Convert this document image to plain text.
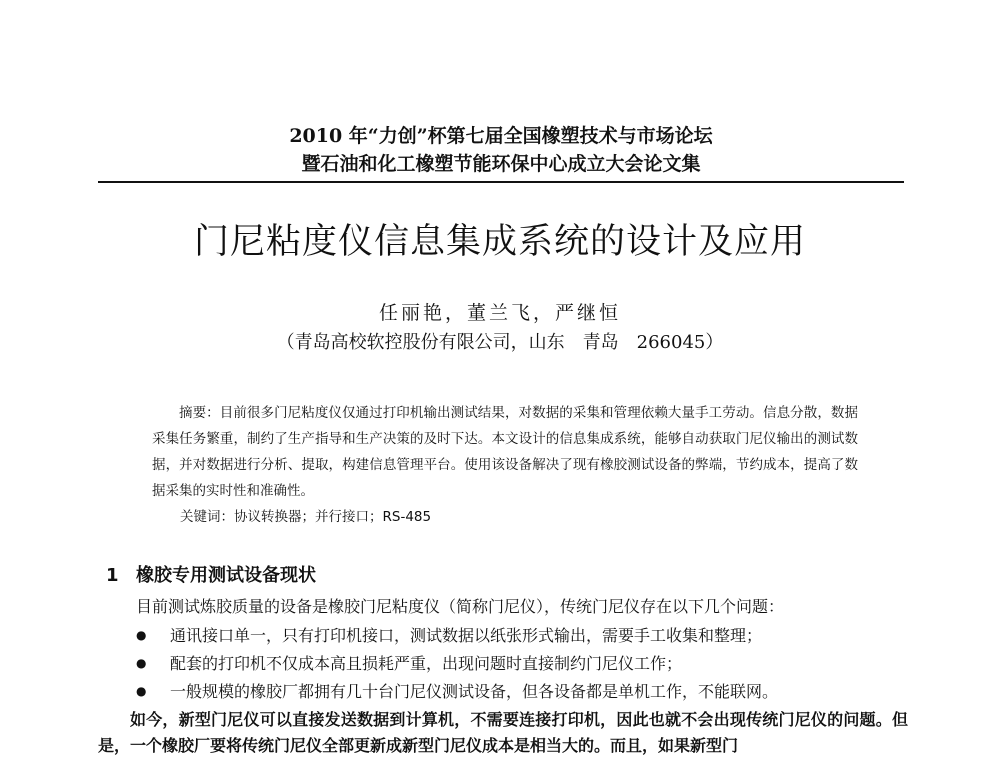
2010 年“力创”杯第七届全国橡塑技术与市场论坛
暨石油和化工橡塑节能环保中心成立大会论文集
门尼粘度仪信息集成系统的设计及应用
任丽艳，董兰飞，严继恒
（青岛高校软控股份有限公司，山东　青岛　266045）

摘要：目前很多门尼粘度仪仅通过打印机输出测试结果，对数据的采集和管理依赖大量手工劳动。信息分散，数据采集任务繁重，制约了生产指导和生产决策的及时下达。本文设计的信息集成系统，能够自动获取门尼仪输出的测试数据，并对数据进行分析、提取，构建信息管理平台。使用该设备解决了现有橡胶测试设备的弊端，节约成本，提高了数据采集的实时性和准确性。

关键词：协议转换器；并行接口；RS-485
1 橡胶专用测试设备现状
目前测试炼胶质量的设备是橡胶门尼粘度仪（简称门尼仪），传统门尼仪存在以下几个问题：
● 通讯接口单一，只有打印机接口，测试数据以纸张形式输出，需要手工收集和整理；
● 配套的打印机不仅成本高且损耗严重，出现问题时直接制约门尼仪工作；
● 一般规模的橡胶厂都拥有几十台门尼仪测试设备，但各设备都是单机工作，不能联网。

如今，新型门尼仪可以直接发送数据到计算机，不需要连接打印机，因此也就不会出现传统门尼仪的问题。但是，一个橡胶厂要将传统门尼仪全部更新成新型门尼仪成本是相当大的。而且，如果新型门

________________________________________

### What to do
Repeat all the records above exactly, leaving out any pictures.

### The reply
Convert this document image to plain text.
2010 年“力创”杯第七届全国橡塑技术与市场论坛
暨石油和化工橡塑节能环保中心成立大会论文集
门尼粘度仪信息集成系统的设计及应用
任丽艳，董兰飞，严继恒
（青岛高校软控股份有限公司，山东　青岛　266045）

摘要：目前很多门尼粘度仪仅通过打印机输出测试结果，对数据的采集和管理依赖大量手工劳动。信息分散，数据采集任务繁重，制约了生产指导和生产决策的及时下达。本文设计的信息集成系统，能够自动获取门尼仪输出的测试数据，并对数据进行分析、提取，构建信息管理平台。使用该设备解决了现有橡胶测试设备的弊端，节约成本，提高了数据采集的实时性和准确性。

关键词：协议转换器；并行接口；RS-485
1 橡胶专用测试设备现状
目前测试炼胶质量的设备是橡胶门尼粘度仪（简称门尼仪），传统门尼仪存在以下几个问题：
● 通讯接口单一，只有打印机接口，测试数据以纸张形式输出，需要手工收集和整理；
● 配套的打印机不仅成本高且损耗严重，出现问题时直接制约门尼仪工作；
● 一般规模的橡胶厂都拥有几十台门尼仪测试设备，但各设备都是单机工作，不能联网。

如今，新型门尼仪可以直接发送数据到计算机，不需要连接打印机，因此也就不会出现传统门尼仪的问题。但是，一个橡胶厂要将传统门尼仪全部更新成新型门尼仪成本是相当大的。而且，如果新型门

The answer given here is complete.